--- Start RAW DATA ---

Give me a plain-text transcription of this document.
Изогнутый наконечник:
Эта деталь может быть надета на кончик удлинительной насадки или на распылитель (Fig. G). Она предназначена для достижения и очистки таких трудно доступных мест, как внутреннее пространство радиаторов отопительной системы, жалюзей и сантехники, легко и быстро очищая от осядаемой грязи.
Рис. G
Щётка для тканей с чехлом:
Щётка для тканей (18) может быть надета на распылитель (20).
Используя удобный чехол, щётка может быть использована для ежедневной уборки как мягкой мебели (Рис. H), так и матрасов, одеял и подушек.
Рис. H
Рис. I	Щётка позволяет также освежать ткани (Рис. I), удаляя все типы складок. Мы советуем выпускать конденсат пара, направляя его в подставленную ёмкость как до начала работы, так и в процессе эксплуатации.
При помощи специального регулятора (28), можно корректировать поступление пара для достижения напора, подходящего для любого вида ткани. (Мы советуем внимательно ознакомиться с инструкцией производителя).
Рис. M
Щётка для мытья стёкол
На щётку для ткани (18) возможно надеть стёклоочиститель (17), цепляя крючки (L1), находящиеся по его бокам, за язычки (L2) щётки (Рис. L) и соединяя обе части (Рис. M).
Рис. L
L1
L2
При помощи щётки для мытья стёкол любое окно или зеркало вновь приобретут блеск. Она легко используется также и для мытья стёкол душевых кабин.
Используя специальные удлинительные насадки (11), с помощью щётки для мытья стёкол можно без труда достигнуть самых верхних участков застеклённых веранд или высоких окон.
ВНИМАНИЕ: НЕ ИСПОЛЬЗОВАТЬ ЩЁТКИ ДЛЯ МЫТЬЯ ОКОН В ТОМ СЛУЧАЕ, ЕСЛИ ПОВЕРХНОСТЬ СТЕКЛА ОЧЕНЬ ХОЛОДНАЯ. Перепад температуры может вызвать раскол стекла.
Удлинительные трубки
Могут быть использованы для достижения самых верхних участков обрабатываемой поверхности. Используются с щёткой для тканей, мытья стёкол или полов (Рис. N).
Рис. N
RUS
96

--- End RAW DATA ---

▸ GOAL
Examine the data above and state how many of its lines contain the word "достижения", with no further remarks.

▸ RESPONSE TO THE EXERCISE
3